**Problem statement**
Select the lines of the records containing the word "Multiplexing" and list them.

>> start Records to process

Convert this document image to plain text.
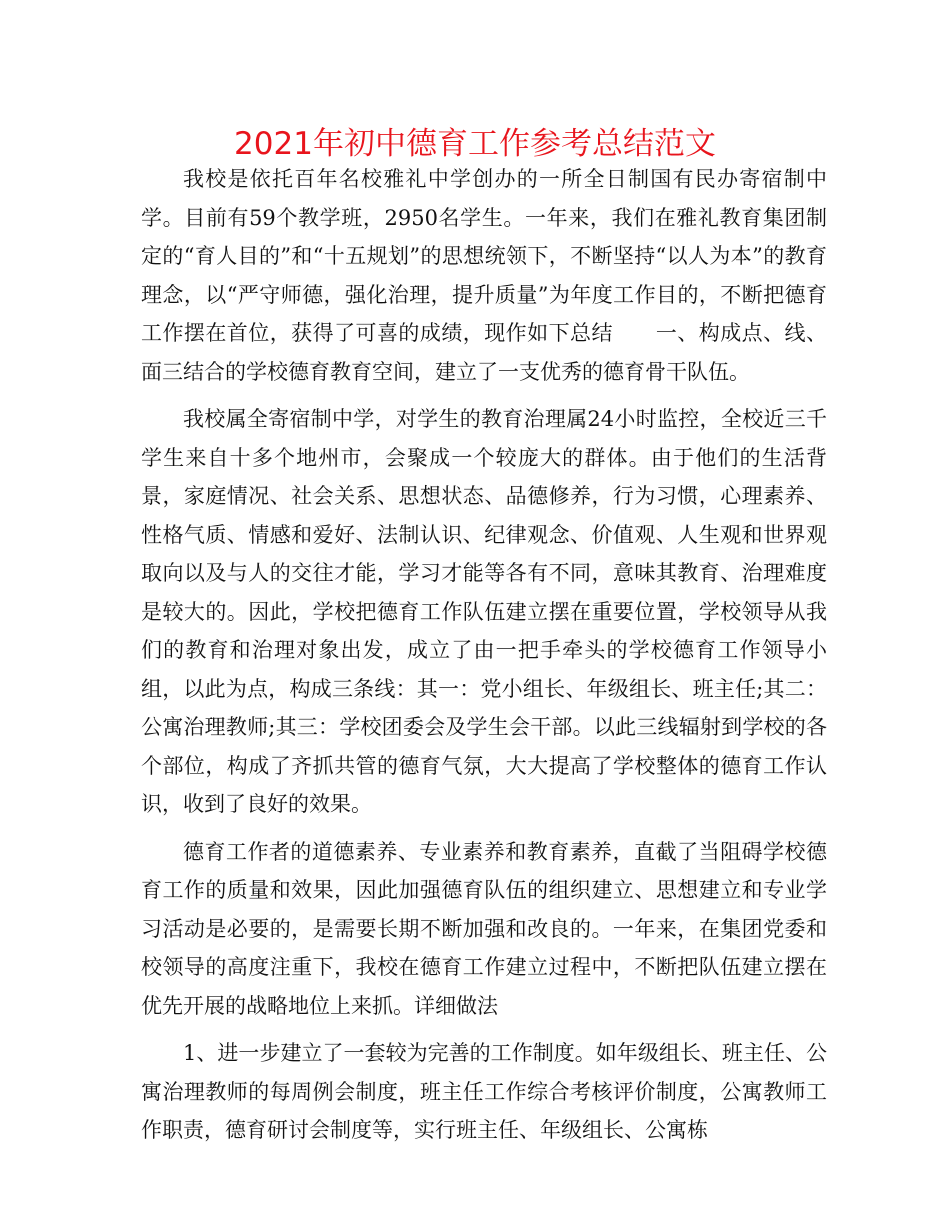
2021年初中德育工作参考总结范文

我校是依托百年名校雅礼中学创办的一所全日制国有民办寄宿制中学。目前有59个教学班，2950名学生。一年来，我们在雅礼教育集团制定的“育人目的”和“十五规划”的思想统领下，不断坚持“以人为本”的教育理念，以“严守师德，强化治理，提升质量”为年度工作目的，不断把德育工作摆在首位，获得了可喜的成绩，现作如下总结　　一、构成点、线、面三结合的学校德育教育空间，建立了一支优秀的德育骨干队伍。

我校属全寄宿制中学，对学生的教育治理属24小时监控，全校近三千学生来自十多个地州市，会聚成一个较庞大的群体。由于他们的生活背景，家庭情况、社会关系、思想状态、品德修养，行为习惯，心理素养、性格气质、情感和爱好、法制认识、纪律观念、价值观、人生观和世界观取向以及与人的交往才能，学习才能等各有不同，意味其教育、治理难度是较大的。因此，学校把德育工作队伍建立摆在重要位置，学校领导从我们的教育和治理对象出发，成立了由一把手牵头的学校德育工作领导小组，以此为点，构成三条线：其一：党小组长、年级组长、班主任;其二：公寓治理教师;其三：学校团委会及学生会干部。以此三线辐射到学校的各个部位，构成了齐抓共管的德育气氛，大大提高了学校整体的德育工作认识，收到了良好的效果。

德育工作者的道德素养、专业素养和教育素养，直截了当阻碍学校德育工作的质量和效果，因此加强德育队伍的组织建立、思想建立和专业学习活动是必要的，是需要长期不断加强和改良的。一年来，在集团党委和校领导的高度注重下，我校在德育工作建立过程中，不断把队伍建立摆在优先开展的战略地位上来抓。详细做法

1、进一步建立了一套较为完善的工作制度。如年级组长、班主任、公寓治理教师的每周例会制度，班主任工作综合考核评价制度，公寓教师工作职责，德育研讨会制度等，实行班主任、年级组长、公寓栋
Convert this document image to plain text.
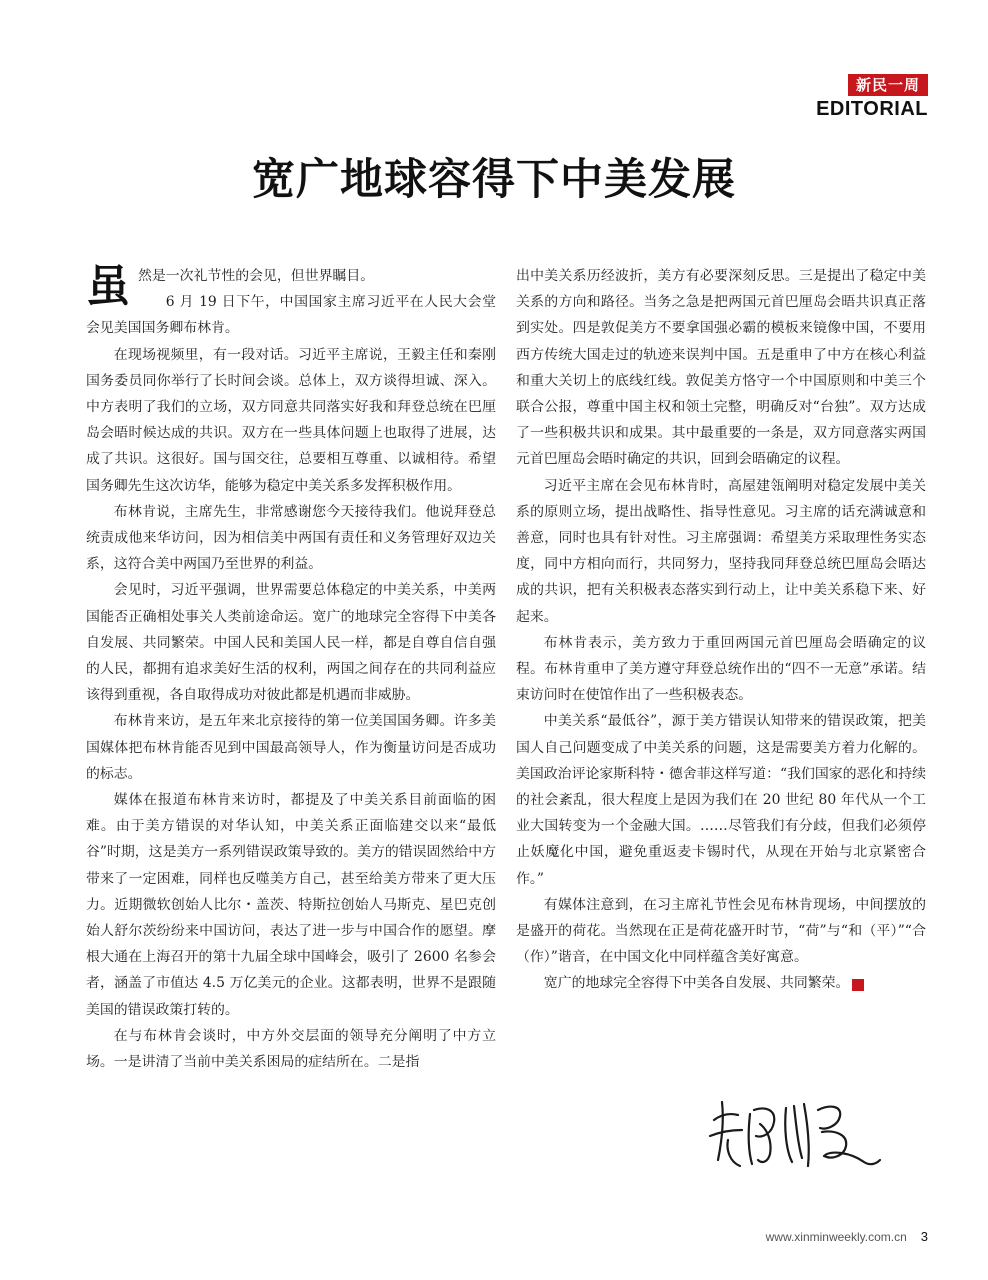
新民一周
EDITORIAL
宽广地球容得下中美发展

虽然是一次礼节性的会见，但世界瞩目。

6 月 19 日下午，中国国家主席习近平在人民大会堂会见美国国务卿布林肯。

在现场视频里，有一段对话。习近平主席说，王毅主任和秦刚国务委员同你举行了长时间会谈。总体上，双方谈得坦诚、深入。中方表明了我们的立场，双方同意共同落实好我和拜登总统在巴厘岛会晤时候达成的共识。双方在一些具体问题上也取得了进展，达成了共识。这很好。国与国交往，总要相互尊重、以诚相待。希望国务卿先生这次访华，能够为稳定中美关系多发挥积极作用。

布林肯说，主席先生，非常感谢您今天接待我们。他说拜登总统责成他来华访问，因为相信美中两国有责任和义务管理好双边关系，这符合美中两国乃至世界的利益。

会见时，习近平强调，世界需要总体稳定的中美关系，中美两国能否正确相处事关人类前途命运。宽广的地球完全容得下中美各自发展、共同繁荣。中国人民和美国人民一样，都是自尊自信自强的人民，都拥有追求美好生活的权利，两国之间存在的共同利益应该得到重视，各自取得成功对彼此都是机遇而非威胁。

布林肯来访，是五年来北京接待的第一位美国国务卿。许多美国媒体把布林肯能否见到中国最高领导人，作为衡量访问是否成功的标志。

媒体在报道布林肯来访时，都提及了中美关系目前面临的困难。由于美方错误的对华认知，中美关系正面临建交以来“最低谷”时期，这是美方一系列错误政策导致的。美方的错误固然给中方带来了一定困难，同样也反噬美方自己，甚至给美方带来了更大压力。近期微软创始人比尔・盖茨、特斯拉创始人马斯克、星巴克创始人舒尔茨纷纷来中国访问，表达了进一步与中国合作的愿望。摩根大通在上海召开的第十九届全球中国峰会，吸引了 2600 名参会者，涵盖了市值达 4.5 万亿美元的企业。这都表明，世界不是跟随美国的错误政策打转的。

在与布林肯会谈时，中方外交层面的领导充分阐明了中方立场。一是讲清了当前中美关系困局的症结所在。二是指

出中美关系历经波折，美方有必要深刻反思。三是提出了稳定中美关系的方向和路径。当务之急是把两国元首巴厘岛会晤共识真正落到实处。四是敦促美方不要拿国强必霸的模板来镜像中国，不要用西方传统大国走过的轨迹来误判中国。五是重申了中方在核心利益和重大关切上的底线红线。敦促美方恪守一个中国原则和中美三个联合公报，尊重中国主权和领土完整，明确反对“台独”。双方达成了一些积极共识和成果。其中最重要的一条是，双方同意落实两国元首巴厘岛会晤时确定的共识，回到会晤确定的议程。

习近平主席在会见布林肯时，高屋建瓴阐明对稳定发展中美关系的原则立场，提出战略性、指导性意见。习主席的话充满诚意和善意，同时也具有针对性。习主席强调：希望美方采取理性务实态度，同中方相向而行，共同努力，坚持我同拜登总统巴厘岛会晤达成的共识，把有关积极表态落实到行动上，让中美关系稳下来、好起来。

布林肯表示，美方致力于重回两国元首巴厘岛会晤确定的议程。布林肯重申了美方遵守拜登总统作出的“四不一无意”承诺。结束访问时在使馆作出了一些积极表态。

中美关系“最低谷”，源于美方错误认知带来的错误政策，把美国人自己问题变成了中美关系的问题，这是需要美方着力化解的。美国政治评论家斯科特・德舍菲这样写道：“我们国家的恶化和持续的社会紊乱，很大程度上是因为我们在 20 世纪 80 年代从一个工业大国转变为一个金融大国。……尽管我们有分歧，但我们必须停止妖魔化中国，避免重返麦卡锡时代，从现在开始与北京紧密合作。”

有媒体注意到，在习主席礼节性会见布林肯现场，中间摆放的是盛开的荷花。当然现在正是荷花盛开时节，“荷”与“和（平）”“合（作）”谐音，在中国文化中同样蕴含美好寓意。

宽广的地球完全容得下中美各自发展、共同繁荣。	民

www.xinminweekly.com.cn 3
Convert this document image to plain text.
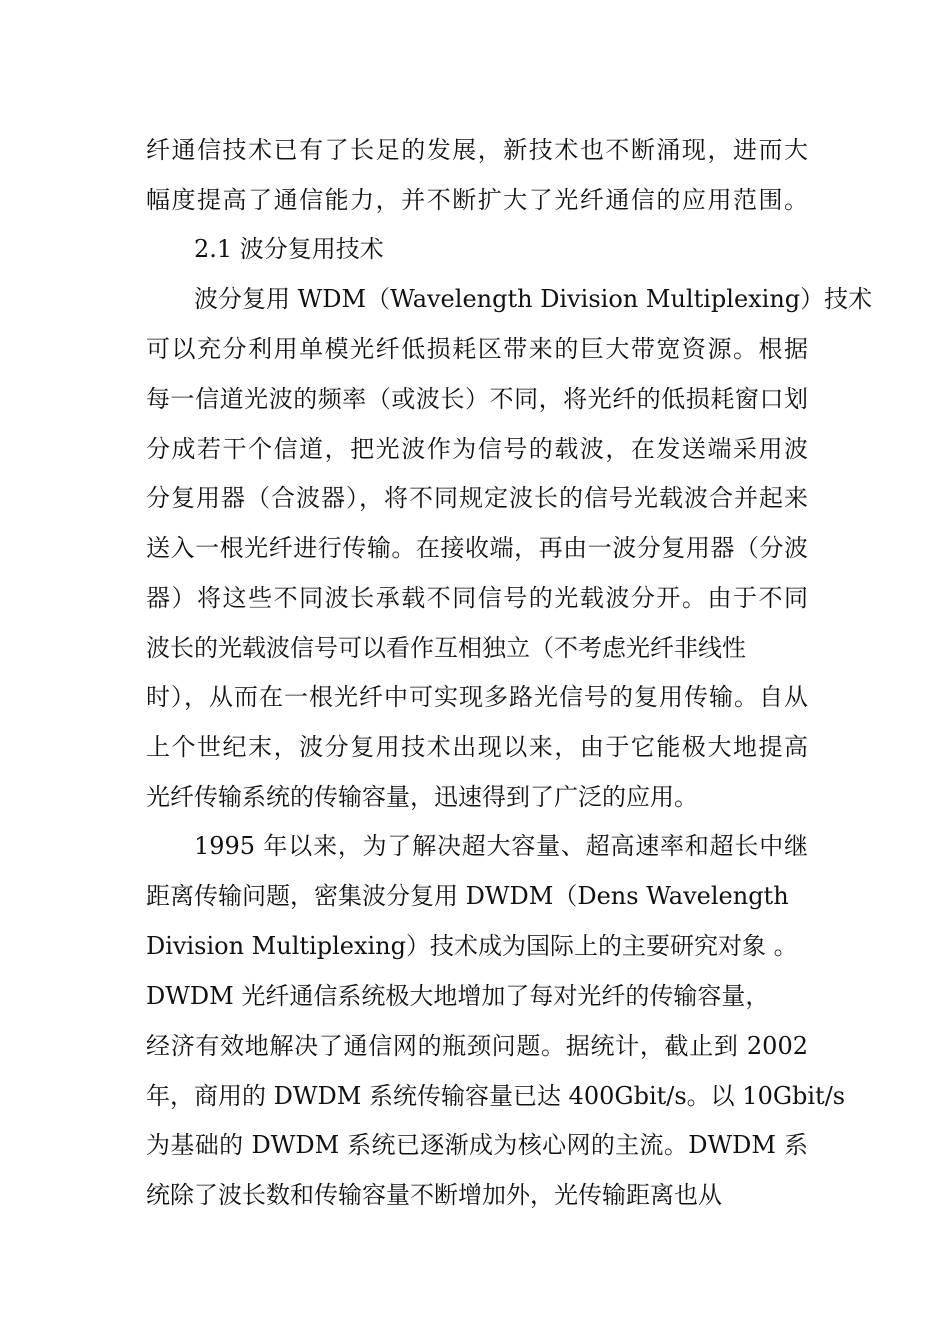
纤通信技术已有了长足的发展，新技术也不断涌现，进而大
幅度提高了通信能力，并不断扩大了光纤通信的应用范围。
2.1 波分复用技术
波分复用 WDM（Wavelength Division Multiplexing）技术
可以充分利用单模光纤低损耗区带来的巨大带宽资源。根据
每一信道光波的频率（或波长）不同，将光纤的低损耗窗口划
分成若干个信道，把光波作为信号的载波，在发送端采用波
分复用器（合波器），将不同规定波长的信号光载波合并起来
送入一根光纤进行传输。在接收端，再由一波分复用器（分波
器）将这些不同波长承载不同信号的光载波分开。由于不同
波长的光载波信号可以看作互相独立（不考虑光纤非线性
时），从而在一根光纤中可实现多路光信号的复用传输。自从
上个世纪末，波分复用技术出现以来，由于它能极大地提高
光纤传输系统的传输容量，迅速得到了广泛的应用。
1995 年以来，为了解决超大容量、超高速率和超长中继
距离传输问题，密集波分复用 DWDM（Dens Wavelength
Division Multiplexing）技术成为国际上的主要研究对象 。
DWDM 光纤通信系统极大地增加了每对光纤的传输容量，
经济有效地解决了通信网的瓶颈问题。据统计，截止到 2002
年，商用的 DWDM 系统传输容量已达 400Gbit/s。以 10Gbit/s
为基础的 DWDM 系统已逐渐成为核心网的主流。DWDM 系
统除了波长数和传输容量不断增加外，光传输距离也从
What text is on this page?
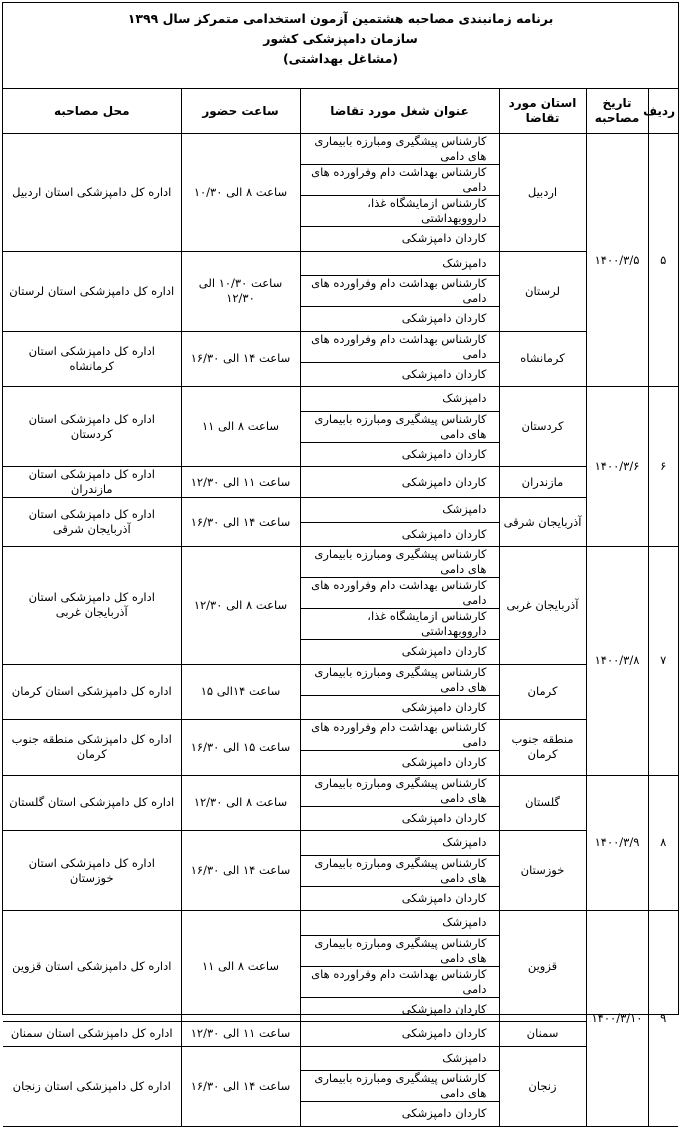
برنامه زمانبندی مصاحبه هشتمین آزمون استخدامی متمرکز سال ۱۳۹۹
سازمان دامپزشکی کشور
(مشاغل بهداشتی)
ردیف	تاریخ مصاحبه	استان مورد تقاضا	عنوان شغل مورد تقاضا	ساعت حضور	محل مصاحبه
۵	۱۴۰۰/۳/۵	اردبیل	کارشناس پیشگیری ومبارزه بابیماری های دامی	ساعت ۸ الی ۱۰/۳۰	اداره کل دامپزشکی استان اردبیل
			کارشناس بهداشت دام وفراورده های دامی		
			کارشناس ازمایشگاه غذا، دارووبهداشتی		
			کاردان دامپزشکی		
		لرستان	دامپزشک	ساعت ۱۰/۳۰ الی ۱۲/۳۰	اداره کل دامپزشکی استان لرستان
			کارشناس بهداشت دام وفراورده های دامی		
			کاردان دامپزشکی		
		کرمانشاه	کارشناس بهداشت دام وفراورده های دامی	ساعت ۱۴ الی ۱۶/۳۰	اداره کل دامپزشکی استان کرمانشاه
			کاردان دامپزشکی		
۶	۱۴۰۰/۳/۶	کردستان	دامپزشک	ساعت ۸ الی ۱۱	اداره کل دامپزشکی استان کردستان
			کارشناس پیشگیری ومبارزه بابیماری های دامی		
			کاردان دامپزشکی		
		مازندران	کاردان دامپزشکی	ساعت ۱۱ الی ۱۲/۳۰	اداره کل دامپزشکی استان مازندران
		آذربایجان شرقی	دامپزشک	ساعت ۱۴ الی ۱۶/۳۰	اداره کل دامپزشکی استان آذربایجان شرقی
			کاردان دامپزشکی		
۷	۱۴۰۰/۳/۸	آذربایجان غربی	کارشناس پیشگیری ومبارزه بابیماری های دامی	ساعت ۸ الی ۱۲/۳۰	اداره کل دامپزشکی استان آذربایجان غربی
			کارشناس بهداشت دام وفراورده های دامی		
			کارشناس ازمایشگاه غذا، دارووبهداشتی		
			کاردان دامپزشکی		
		کرمان	کارشناس پیشگیری ومبارزه بابیماری های دامی	ساعت ۱۴الی ۱۵	اداره کل دامپزشکی استان کرمان
			کاردان دامپزشکی		
		منطقه جنوب کرمان	کارشناس بهداشت دام وفراورده های دامی	ساعت ۱۵ الی ۱۶/۳۰	اداره کل دامپزشکی منطقه جنوب کرمان
			کاردان دامپزشکی		
۸	۱۴۰۰/۳/۹	گلستان	کارشناس پیشگیری ومبارزه بابیماری های دامی	ساعت ۸ الی ۱۲/۳۰	اداره کل دامپزشکی استان گلستان
			کاردان دامپزشکی		
		خوزستان	دامپزشک	ساعت ۱۴ الی ۱۶/۳۰	اداره کل دامپزشکی استان خوزستان
			کارشناس پیشگیری ومبارزه بابیماری های دامی		
			کاردان دامپزشکی		
۹	۱۴۰۰/۳/۱۰	قزوین	دامپزشک	ساعت ۸ الی ۱۱	اداره کل دامپزشکی استان قزوین
			کارشناس پیشگیری ومبارزه بابیماری های دامی		
			کارشناس بهداشت دام وفراورده های دامی		
			کاردان دامپزشکی		
		سمنان	کاردان دامپزشکی	ساعت ۱۱ الی ۱۲/۳۰	اداره کل دامپزشکی استان سمنان
		زنجان	دامپزشک	ساعت ۱۴ الی ۱۶/۳۰	اداره کل دامپزشکی استان زنجان
			کارشناس پیشگیری ومبارزه بابیماری های دامی		
			کاردان دامپزشکی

>> end Records to process

**Written response**
波分复用 WDM（Wavelength Division Multiplexing）技术
Division Multiplexing）技术成为国际上的主要研究对象 。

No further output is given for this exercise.